JOBS.
1. In the excerpt from the amendment to the debtor-in-possession credit agreement, do the following statements agree with the text? For each, answer yes or no and quote the words that decide it. (a) The amendment is dated as of March 16, 2016. (b) The original credit agreement is dated as of August 6, 2016. (c) Citibank, N.A. acts as Administrative Agent.
2. Resume the excerpt from the amendment to the debtor-in-possession credit agreement, starting right after its last sentence.

EXCERPT.
--------------------------------
EX-10.1 2 anr8-k03x17x2016exhibit101.htm WAIVER AND AMENDMENT NO. 5 TO SUPERPRIORITY SECURED DIP CREDIT AGREEMENT Exhibit
Exhibit 10.1
EXECUTION VERSION

WAIVER AND AMENDMENT NO. 5 TO SUPERPRIORITY SECURED DEBTOR-IN-POSSESSION CREDIT AGREEMENT

WAIVER AND AMENDMENT No. 5, dated as of March 16, 2016 (this “Amendment”), to that certain Superpriority Secured Debtor-In-Possession Credit Agreement dated as of August 6, 2015 (as previously amended, the “Existing Credit Agreement” and, as so amended hereby, the “Credit Agreement”) among, inter alios, ALPHA NATURAL RESOURCES, INC., a Delaware corporation and a debtor and debtor-in-possession in the Cases (the “Borrower”), the SUBSIDIARY GUARANTORS party thereto from time to time, each a debtor and debtor-in-possession in the Cases, the LENDERS party thereto from time to time, the ISSUING BANKS party thereto from time to time, Citibank, N.A., as Administrative Agent (the “Administrative Agent”) and the other agents party thereto.
--------------------------------
PROVIDED RECORDS.
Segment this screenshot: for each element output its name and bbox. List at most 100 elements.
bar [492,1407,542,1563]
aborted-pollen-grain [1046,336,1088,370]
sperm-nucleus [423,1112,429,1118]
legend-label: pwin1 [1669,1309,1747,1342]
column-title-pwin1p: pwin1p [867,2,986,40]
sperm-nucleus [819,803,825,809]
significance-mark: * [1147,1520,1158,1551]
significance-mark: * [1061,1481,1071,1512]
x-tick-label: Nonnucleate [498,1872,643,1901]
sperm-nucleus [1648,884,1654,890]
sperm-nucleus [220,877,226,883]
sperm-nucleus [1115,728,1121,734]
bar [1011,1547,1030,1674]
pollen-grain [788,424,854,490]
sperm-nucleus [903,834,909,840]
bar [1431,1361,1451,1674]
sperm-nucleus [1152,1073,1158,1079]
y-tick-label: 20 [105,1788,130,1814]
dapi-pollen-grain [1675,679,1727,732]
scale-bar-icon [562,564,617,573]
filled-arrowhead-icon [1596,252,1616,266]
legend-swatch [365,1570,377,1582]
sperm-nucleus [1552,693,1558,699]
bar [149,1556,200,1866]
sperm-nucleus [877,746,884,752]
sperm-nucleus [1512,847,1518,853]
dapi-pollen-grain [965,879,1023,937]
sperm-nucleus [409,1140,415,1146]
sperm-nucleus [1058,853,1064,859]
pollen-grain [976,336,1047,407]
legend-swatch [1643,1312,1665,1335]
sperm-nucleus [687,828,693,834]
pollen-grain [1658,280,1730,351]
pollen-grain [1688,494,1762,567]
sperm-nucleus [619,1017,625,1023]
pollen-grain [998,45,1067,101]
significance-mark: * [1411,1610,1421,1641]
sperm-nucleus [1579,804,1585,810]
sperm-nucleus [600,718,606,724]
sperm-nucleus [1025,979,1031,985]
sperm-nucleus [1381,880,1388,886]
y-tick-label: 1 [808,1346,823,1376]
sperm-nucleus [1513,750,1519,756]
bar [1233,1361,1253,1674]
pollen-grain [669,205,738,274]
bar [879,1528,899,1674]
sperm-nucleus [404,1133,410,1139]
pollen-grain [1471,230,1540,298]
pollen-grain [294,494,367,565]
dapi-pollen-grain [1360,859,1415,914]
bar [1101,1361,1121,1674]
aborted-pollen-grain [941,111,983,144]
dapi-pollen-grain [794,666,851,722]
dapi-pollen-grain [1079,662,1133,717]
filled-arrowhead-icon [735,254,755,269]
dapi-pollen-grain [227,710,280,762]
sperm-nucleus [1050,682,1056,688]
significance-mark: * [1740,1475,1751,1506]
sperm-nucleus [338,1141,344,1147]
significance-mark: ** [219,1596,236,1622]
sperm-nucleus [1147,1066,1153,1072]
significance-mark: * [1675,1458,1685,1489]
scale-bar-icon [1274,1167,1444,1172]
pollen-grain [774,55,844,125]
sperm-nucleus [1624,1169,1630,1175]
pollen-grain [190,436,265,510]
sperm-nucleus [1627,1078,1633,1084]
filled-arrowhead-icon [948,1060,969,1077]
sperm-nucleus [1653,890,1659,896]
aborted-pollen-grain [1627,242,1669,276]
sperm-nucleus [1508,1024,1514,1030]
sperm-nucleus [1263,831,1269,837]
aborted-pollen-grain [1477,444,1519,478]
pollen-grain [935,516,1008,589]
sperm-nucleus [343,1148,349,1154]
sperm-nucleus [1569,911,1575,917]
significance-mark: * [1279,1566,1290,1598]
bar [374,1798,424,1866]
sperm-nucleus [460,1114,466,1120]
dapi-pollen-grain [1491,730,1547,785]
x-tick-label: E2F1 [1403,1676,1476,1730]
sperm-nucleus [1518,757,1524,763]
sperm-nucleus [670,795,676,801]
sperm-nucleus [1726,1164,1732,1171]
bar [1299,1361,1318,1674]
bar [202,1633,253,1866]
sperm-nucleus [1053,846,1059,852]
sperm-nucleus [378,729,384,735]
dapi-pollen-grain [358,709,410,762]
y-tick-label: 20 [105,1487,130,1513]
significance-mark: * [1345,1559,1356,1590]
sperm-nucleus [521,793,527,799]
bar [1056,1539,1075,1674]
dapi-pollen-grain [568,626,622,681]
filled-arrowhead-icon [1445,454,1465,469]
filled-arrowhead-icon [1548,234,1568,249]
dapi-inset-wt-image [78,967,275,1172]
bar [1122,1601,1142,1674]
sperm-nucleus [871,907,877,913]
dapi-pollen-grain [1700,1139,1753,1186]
--------------------------------
ANSWERS FOR THE TASKS.
1.
(a) Yes: "dated as of March 16, 2016"
(b) No: "dated as of August 6, 2015"
(c) Yes: "Citibank, N.A., as Administrative Agent"

2.
W I T N E S S E T H :
WHEREAS, the parties hereto desire to amend the Existing Credit Agreement, and to provide certain waivers thereto, as set forth herein.
NOW, THEREFORE, the parties hereto agree as follows:
Section 1. Defined Terms; References. Unless otherwise specifically defined herein, each term used herein that is defined in the Credit Agreement has the meaning assigned to such term in the Credit Agreement (or Existing Credit Agreement, if context so requires). Each reference to “hereof”, “hereunder”, “herein” and “hereby” and each other similar reference and each reference to “this Agreement” and each other similar reference contained in the Existing Credit Agreement shall, after this Amendment becomes effective, refer to the Credit Agreement as amended hereby. Each reference to the “Credit Agreement” or “thereunder”, “thereof” or “therein” in respect of the Existing Credit Agreement, and each other similar reference, contained in any other Loan Document shall, after this Amendment becomes effective, similarly refer to the Credit Agreement as amended hereby.
Section 2. Amendments to the Existing Credit Agreement.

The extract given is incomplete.